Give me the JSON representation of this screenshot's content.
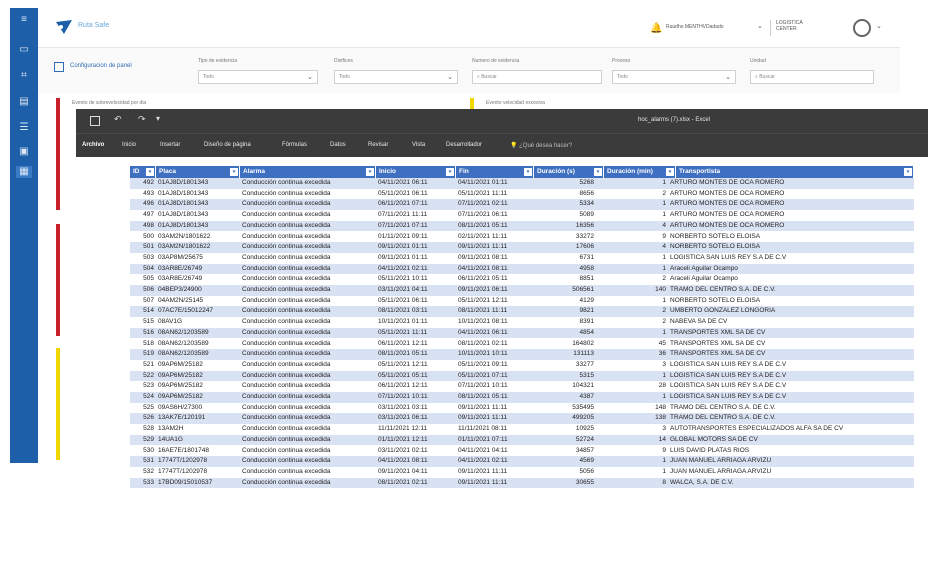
{
  "app": {
    "logo_text": "Ruta Safe",
    "user_name": "Ruudho MENTHVDadado",
    "company": [
      "LOGISTICA",
      "CENTER"
    ],
    "config_link": "Configuracion de panel",
    "filters": [
      {
        "label": "Tipo de evidencia",
        "value": "Todo"
      },
      {
        "label": "Distfices",
        "value": "Todo"
      },
      {
        "label": "Numero de evidencia",
        "value": "Buscar"
      },
      {
        "label": "Proceso",
        "value": "Todo"
      },
      {
        "label": "Unidad",
        "value": "Buscar"
      }
    ],
    "card_titles": [
      "Evento de sobrevelocidad por dia",
      "Evento velocidad excesiva"
    ]
  },
  "excel": {
    "doc_title": "hoc_alarms (7).xlsx - Excel",
    "ribbon_tabs": [
      "Archivo",
      "Inicio",
      "Insertar",
      "Diseño de página",
      "Fórmulas",
      "Datos",
      "Revisar",
      "Vista",
      "Desarrollador"
    ],
    "tell_me": "¿Qué desea hacer?",
    "table": {
      "columns": [
        "ID",
        "Placa",
        "Alarma",
        "Inicio",
        "Fin",
        "Duración (s)",
        "Duración (min)",
        "Transportista"
      ],
      "rows": [
        [
          "492",
          "01AJ8D/1801343",
          "Conducción continua excedida",
          "04/11/2021 06:11",
          "04/11/2021 01:11",
          "5268",
          "1",
          "ARTURO MONTES DE OCA ROMERO"
        ],
        [
          "493",
          "01AJ8D/1801343",
          "Conducción continua excedida",
          "05/11/2021 06:11",
          "05/11/2021 11:11",
          "8656",
          "2",
          "ARTURO MONTES DE OCA ROMERO"
        ],
        [
          "496",
          "01AJ8D/1801343",
          "Conducción continua excedida",
          "06/11/2021 07:11",
          "07/11/2021 02:11",
          "5334",
          "1",
          "ARTURO MONTES DE OCA ROMERO"
        ],
        [
          "497",
          "01AJ8D/1801343",
          "Conducción continua excedida",
          "07/11/2021 11:11",
          "07/11/2021 06:11",
          "5089",
          "1",
          "ARTURO MONTES DE OCA ROMERO"
        ],
        [
          "498",
          "01AJ8D/1801343",
          "Conducción continua excedida",
          "07/11/2021 07:11",
          "08/11/2021 05:11",
          "16356",
          "4",
          "ARTURO MONTES DE OCA ROMERO"
        ],
        [
          "500",
          "03AM2N/1801622",
          "Conducción continua excedida",
          "01/11/2021 09:11",
          "02/11/2021 11:11",
          "33272",
          "9",
          "NORBERTO SOTELO ELOISA"
        ],
        [
          "501",
          "03AM2N/1801622",
          "Conducción continua excedida",
          "09/11/2021 01:11",
          "09/11/2021 11:11",
          "17606",
          "4",
          "NORBERTO SOTELO ELOISA"
        ],
        [
          "503",
          "03AP8M/25675",
          "Conducción continua excedida",
          "09/11/2021 01:11",
          "09/11/2021 08:11",
          "6731",
          "1",
          "LOGISTICA SAN LUIS REY S.A DE C.V"
        ],
        [
          "504",
          "03AR8E/26749",
          "Conducción continua excedida",
          "04/11/2021 02:11",
          "04/11/2021 08:11",
          "4958",
          "1",
          "Araceli Aguilar Ocampo"
        ],
        [
          "505",
          "03AR8E/26749",
          "Conducción continua excedida",
          "05/11/2021 10:11",
          "06/11/2021 05:11",
          "8851",
          "2",
          "Araceli Aguilar Ocampo"
        ],
        [
          "506",
          "04BEP3/24900",
          "Conducción continua excedida",
          "03/11/2021 04:11",
          "09/11/2021 06:11",
          "506561",
          "140",
          "TRAMO DEL CENTRO S.A. DE C.V."
        ],
        [
          "507",
          "04AM2N/25145",
          "Conducción continua excedida",
          "05/11/2021 06:11",
          "05/11/2021 12:11",
          "4129",
          "1",
          "NORBERTO SOTELO ELOISA"
        ],
        [
          "514",
          "07AC7E/15012247",
          "Conducción continua excedida",
          "08/11/2021 03:11",
          "08/11/2021 11:11",
          "9821",
          "2",
          "UMBERTO GONZALEZ LONGORIA"
        ],
        [
          "515",
          "08AV1G",
          "Conducción continua excedida",
          "10/11/2021 01:11",
          "10/11/2021 08:11",
          "8391",
          "2",
          "NABEVA SA DE CV"
        ],
        [
          "516",
          "08AN62/1203589",
          "Conducción continua excedida",
          "05/11/2021 11:11",
          "04/11/2021 06:11",
          "4854",
          "1",
          "TRANSPORTES XML SA DE CV"
        ],
        [
          "518",
          "08AN62/1203589",
          "Conducción continua excedida",
          "06/11/2021 12:11",
          "08/11/2021 02:11",
          "164802",
          "45",
          "TRANSPORTES XML SA DE CV"
        ],
        [
          "519",
          "08AN62/1203589",
          "Conducción continua excedida",
          "08/11/2021 05:11",
          "10/11/2021 10:11",
          "131113",
          "36",
          "TRANSPORTES XML SA DE CV"
        ],
        [
          "521",
          "09AP6M/25182",
          "Conducción continua excedida",
          "05/11/2021 12:11",
          "05/11/2021 09:11",
          "33277",
          "3",
          "LOGISTICA SAN LUIS REY S.A DE C.V"
        ],
        [
          "522",
          "09AP6M/25182",
          "Conducción continua excedida",
          "05/11/2021 05:11",
          "05/11/2021 07:11",
          "5315",
          "1",
          "LOGISTICA SAN LUIS REY S.A DE C.V"
        ],
        [
          "523",
          "09AP6M/25182",
          "Conducción continua excedida",
          "06/11/2021 12:11",
          "07/11/2021 10:11",
          "104321",
          "28",
          "LOGISTICA SAN LUIS REY S.A DE C.V"
        ],
        [
          "524",
          "09AP6M/25182",
          "Conducción continua excedida",
          "07/11/2021 10:11",
          "08/11/2021 05:11",
          "4387",
          "1",
          "LOGISTICA SAN LUIS REY S.A DE C.V"
        ],
        [
          "525",
          "09AS6H/27300",
          "Conducción continua excedida",
          "03/11/2021 03:11",
          "09/11/2021 11:11",
          "535495",
          "148",
          "TRAMO DEL CENTRO S.A. DE C.V."
        ],
        [
          "526",
          "13AK7E/120191",
          "Conducción continua excedida",
          "03/11/2021 06:11",
          "09/11/2021 11:11",
          "499205",
          "138",
          "TRAMO DEL CENTRO S.A. DE C.V."
        ],
        [
          "528",
          "13AM2H",
          "Conducción continua excedida",
          "11/11/2021 12:11",
          "11/11/2021 08:11",
          "10925",
          "3",
          "AUTOTRANSPORTES ESPECIALIZADOS ALFA SA DE CV"
        ],
        [
          "529",
          "14UA1G",
          "Conducción continua excedida",
          "01/11/2021 12:11",
          "01/11/2021 07:11",
          "52724",
          "14",
          "GLOBAL MOTORS SA DE CV"
        ],
        [
          "530",
          "16AE7E/1801748",
          "Conducción continua excedida",
          "03/11/2021 02:11",
          "04/11/2021 04:11",
          "34857",
          "9",
          "LUIS DAVID PLATAS RIOS"
        ],
        [
          "531",
          "17747T/1202978",
          "Conducción continua excedida",
          "04/11/2021 08:11",
          "04/11/2021 02:11",
          "4569",
          "1",
          "JUAN MANUEL ARRIAGA ARVIZU"
        ],
        [
          "532",
          "17747T/1202978",
          "Conducción continua excedida",
          "09/11/2021 04:11",
          "09/11/2021 11:11",
          "5056",
          "1",
          "JUAN MANUEL ARRIAGA ARVIZU"
        ],
        [
          "533",
          "17BD09/15010537",
          "Conducción continua excedida",
          "08/11/2021 02:11",
          "09/11/2021 11:11",
          "30655",
          "8",
          "WALCA, S.A. DE C.V."
        ]
      ]
    }
  }
}
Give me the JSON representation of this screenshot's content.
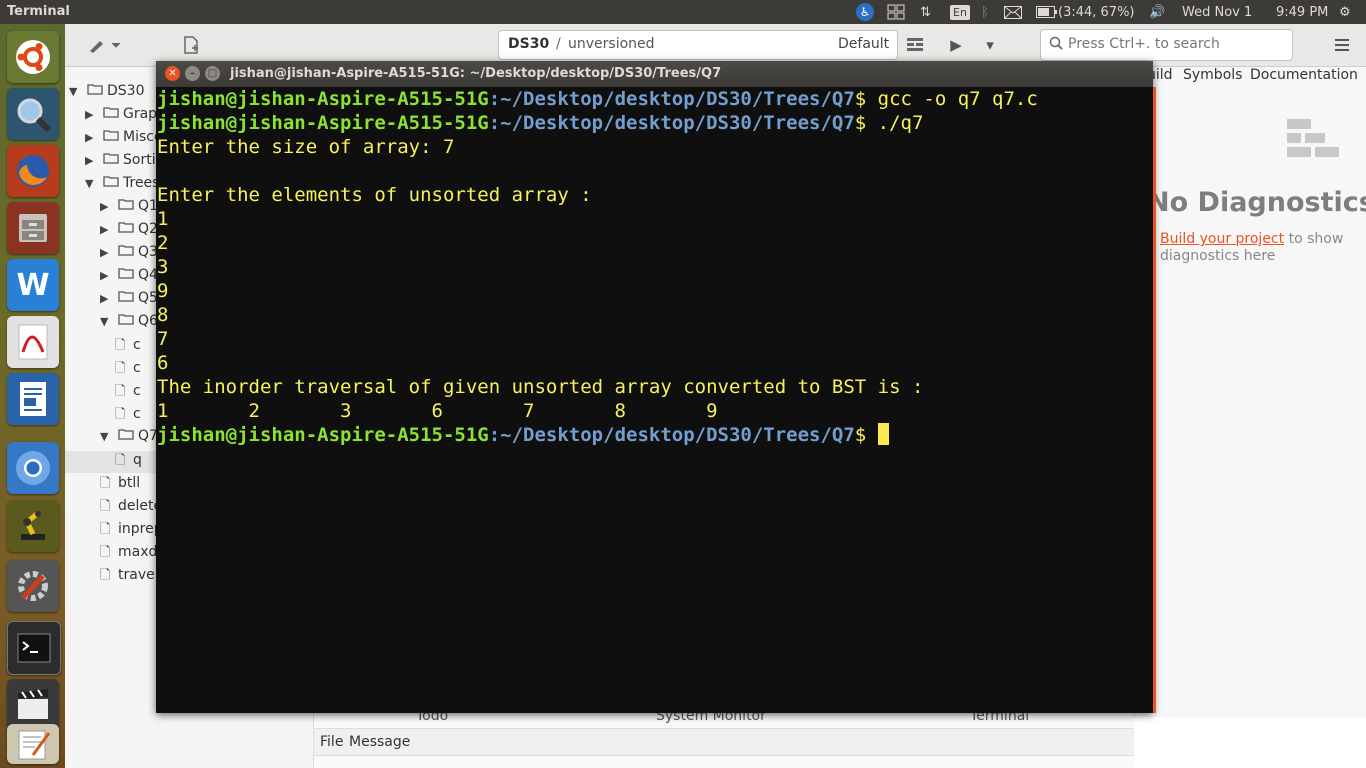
{
  "panel": {
    "app_title": "Terminal",
    "battery": "(3:44, 67%)",
    "keyboard": "En",
    "date": "Wed Nov  1",
    "time": "9:49 PM"
  },
  "launcher": {
    "items": [
      "ubuntu-dash",
      "search-lens",
      "firefox",
      "files",
      "wps-writer",
      "pdf-reader",
      "libreoffice-writer",
      "chromium",
      "robot-app",
      "system-settings",
      "terminal",
      "video-editor",
      "text-editor"
    ]
  },
  "builder": {
    "project_name": "DS30",
    "vcs_status": "unversioned",
    "build_profile": "Default",
    "search_placeholder": "Press Ctrl+. to search",
    "right_tabs": [
      "uild",
      "Symbols",
      "Documentation"
    ],
    "no_diag_title": "No Diagnostics",
    "no_diag_link": "Build your project",
    "no_diag_text1": " to show",
    "no_diag_text2": "diagnostics here",
    "bottom_tabs": [
      "Todo",
      "System Monitor",
      "Terminal"
    ],
    "bottom_headers": [
      "File",
      "Message"
    ],
    "tree": [
      {
        "label": "DS30",
        "depth": 0,
        "arrow": "down"
      },
      {
        "label": "Grap",
        "depth": 1,
        "arrow": "right"
      },
      {
        "label": "Misce",
        "depth": 1,
        "arrow": "right"
      },
      {
        "label": "Sortir",
        "depth": 1,
        "arrow": "right"
      },
      {
        "label": "Trees",
        "depth": 1,
        "arrow": "down"
      },
      {
        "label": "Q1",
        "depth": 2,
        "arrow": "right"
      },
      {
        "label": "Q2",
        "depth": 2,
        "arrow": "right"
      },
      {
        "label": "Q3",
        "depth": 2,
        "arrow": "right"
      },
      {
        "label": "Q4",
        "depth": 2,
        "arrow": "right"
      },
      {
        "label": "Q5",
        "depth": 2,
        "arrow": "right"
      },
      {
        "label": "Q6",
        "depth": 2,
        "arrow": "down"
      },
      {
        "label": "c",
        "depth": 3,
        "arrow": "file"
      },
      {
        "label": "c",
        "depth": 3,
        "arrow": "file"
      },
      {
        "label": "c",
        "depth": 3,
        "arrow": "file"
      },
      {
        "label": "c",
        "depth": 3,
        "arrow": "file"
      },
      {
        "label": "Q7",
        "depth": 2,
        "arrow": "down"
      },
      {
        "label": "q",
        "depth": 3,
        "arrow": "file"
      },
      {
        "label": "btll",
        "depth": 2,
        "arrow": "file"
      },
      {
        "label": "deleteBST.c",
        "depth": 2,
        "arrow": "file"
      },
      {
        "label": "inprepostNR.c",
        "depth": 2,
        "arrow": "file"
      },
      {
        "label": "maxdepthbst.c",
        "depth": 2,
        "arrow": "file"
      },
      {
        "label": "traversalsALL.c",
        "depth": 2,
        "arrow": "file"
      }
    ]
  },
  "terminal": {
    "window_title": "jishan@jishan-Aspire-A515-51G: ~/Desktop/desktop/DS30/Trees/Q7",
    "prompt_user": "jishan@jishan-Aspire-A515-51G",
    "prompt_path": ":~/Desktop/desktop/DS30/Trees/Q7",
    "cmd1": "$ gcc -o q7 q7.c",
    "cmd2": "$ ./q7",
    "out_size": "Enter the size of array: 7",
    "out_blank": "",
    "out_enter": "Enter the elements of unsorted array :",
    "inputs": [
      "1",
      "2",
      "3",
      "9",
      "8",
      "7",
      "6"
    ],
    "out_result": "The inorder traversal of given unsorted array converted to BST is :",
    "out_values": "1       2       3       6       7       8       9",
    "final_prompt_suffix": "$ "
  }
}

--

== Given request ==
List all lines where "jishan" occurs.

== Task result ==
    "window_title": "jishan@jishan-Aspire-A515-51G: ~/Desktop/desktop/DS30/Trees/Q7",
    "prompt_user": "jishan@jishan-Aspire-A515-51G",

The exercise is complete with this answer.